■ **WHAT TO WORK ON**: Provide an exact copy of the data, excluding the images.

■ **DATA PROVIDED**:
+===+

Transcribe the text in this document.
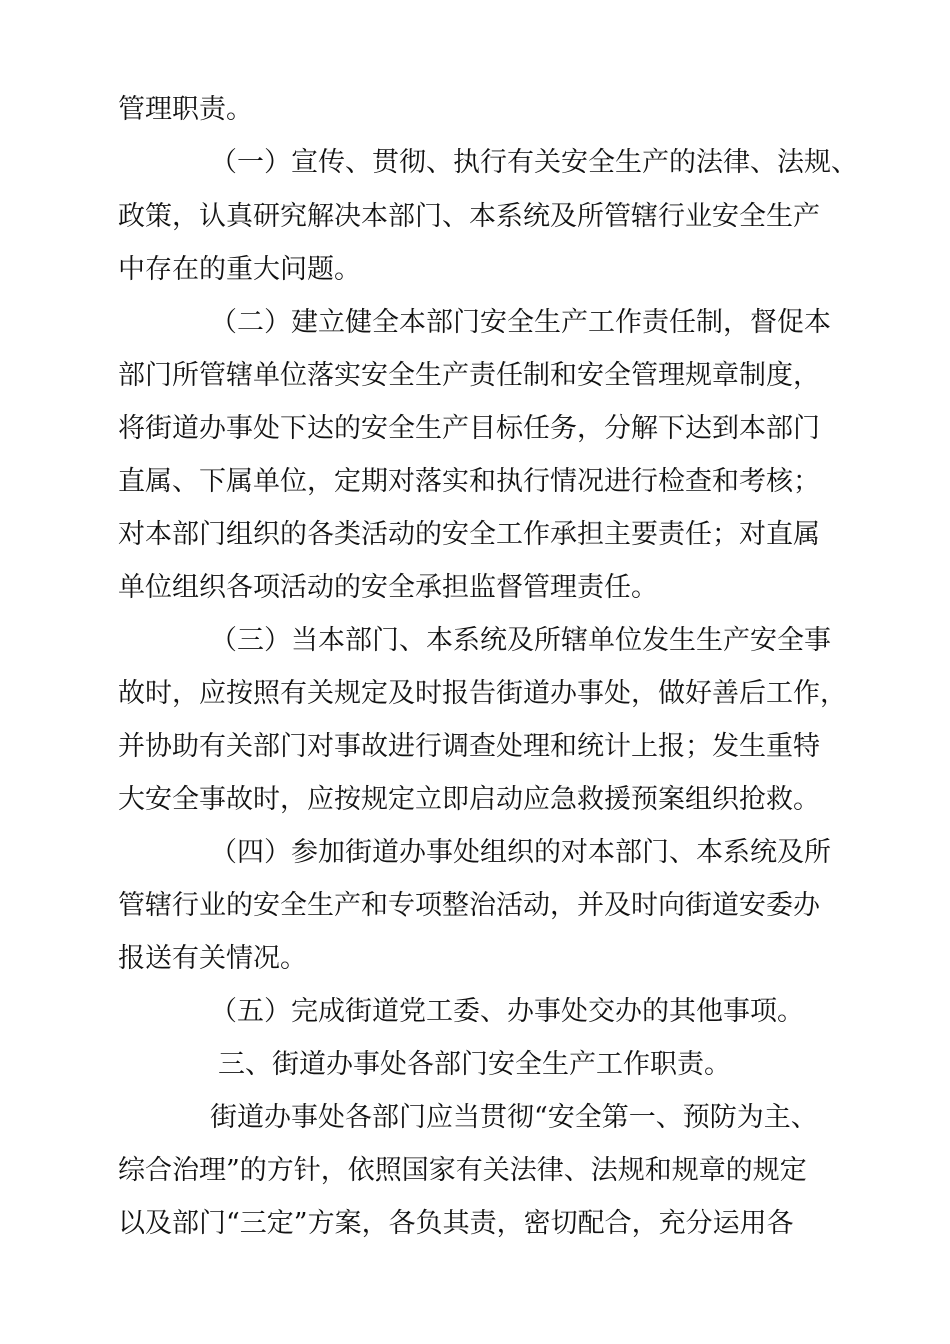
管理职责。
（一）宣传、贯彻、执行有关安全生产的法律、法规、
政策，认真研究解决本部门、本系统及所管辖行业安全生产
中存在的重大问题。
（二）建立健全本部门安全生产工作责任制，督促本
部门所管辖单位落实安全生产责任制和安全管理规章制度，
将街道办事处下达的安全生产目标任务，分解下达到本部门
直属、下属单位，定期对落实和执行情况进行检查和考核；
对本部门组织的各类活动的安全工作承担主要责任；对直属
单位组织各项活动的安全承担监督管理责任。
（三）当本部门、本系统及所辖单位发生生产安全事
故时，应按照有关规定及时报告街道办事处，做好善后工作，
并协助有关部门对事故进行调查处理和统计上报；发生重特
大安全事故时，应按规定立即启动应急救援预案组织抢救。
（四）参加街道办事处组织的对本部门、本系统及所
管辖行业的安全生产和专项整治活动，并及时向街道安委办
报送有关情况。
（五）完成街道党工委、办事处交办的其他事项。
三、街道办事处各部门安全生产工作职责。
街道办事处各部门应当贯彻“安全第一、预防为主、
综合治理”的方针，依照国家有关法律、法规和规章的规定
以及部门“三定”方案，各负其责，密切配合，充分运用各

+===+

■ **RESPONSE**:
Transcribe the text in this document.
管理职责。
（一）宣传、贯彻、执行有关安全生产的法律、法规、
政策，认真研究解决本部门、本系统及所管辖行业安全生产
中存在的重大问题。
（二）建立健全本部门安全生产工作责任制，督促本
部门所管辖单位落实安全生产责任制和安全管理规章制度，
将街道办事处下达的安全生产目标任务，分解下达到本部门
直属、下属单位，定期对落实和执行情况进行检查和考核；
对本部门组织的各类活动的安全工作承担主要责任；对直属
单位组织各项活动的安全承担监督管理责任。
（三）当本部门、本系统及所辖单位发生生产安全事
故时，应按照有关规定及时报告街道办事处，做好善后工作，
并协助有关部门对事故进行调查处理和统计上报；发生重特
大安全事故时，应按规定立即启动应急救援预案组织抢救。
（四）参加街道办事处组织的对本部门、本系统及所
管辖行业的安全生产和专项整治活动，并及时向街道安委办
报送有关情况。
（五）完成街道党工委、办事处交办的其他事项。
三、街道办事处各部门安全生产工作职责。
街道办事处各部门应当贯彻“安全第一、预防为主、
综合治理”的方针，依照国家有关法律、法规和规章的规定
以及部门“三定”方案，各负其责，密切配合，充分运用各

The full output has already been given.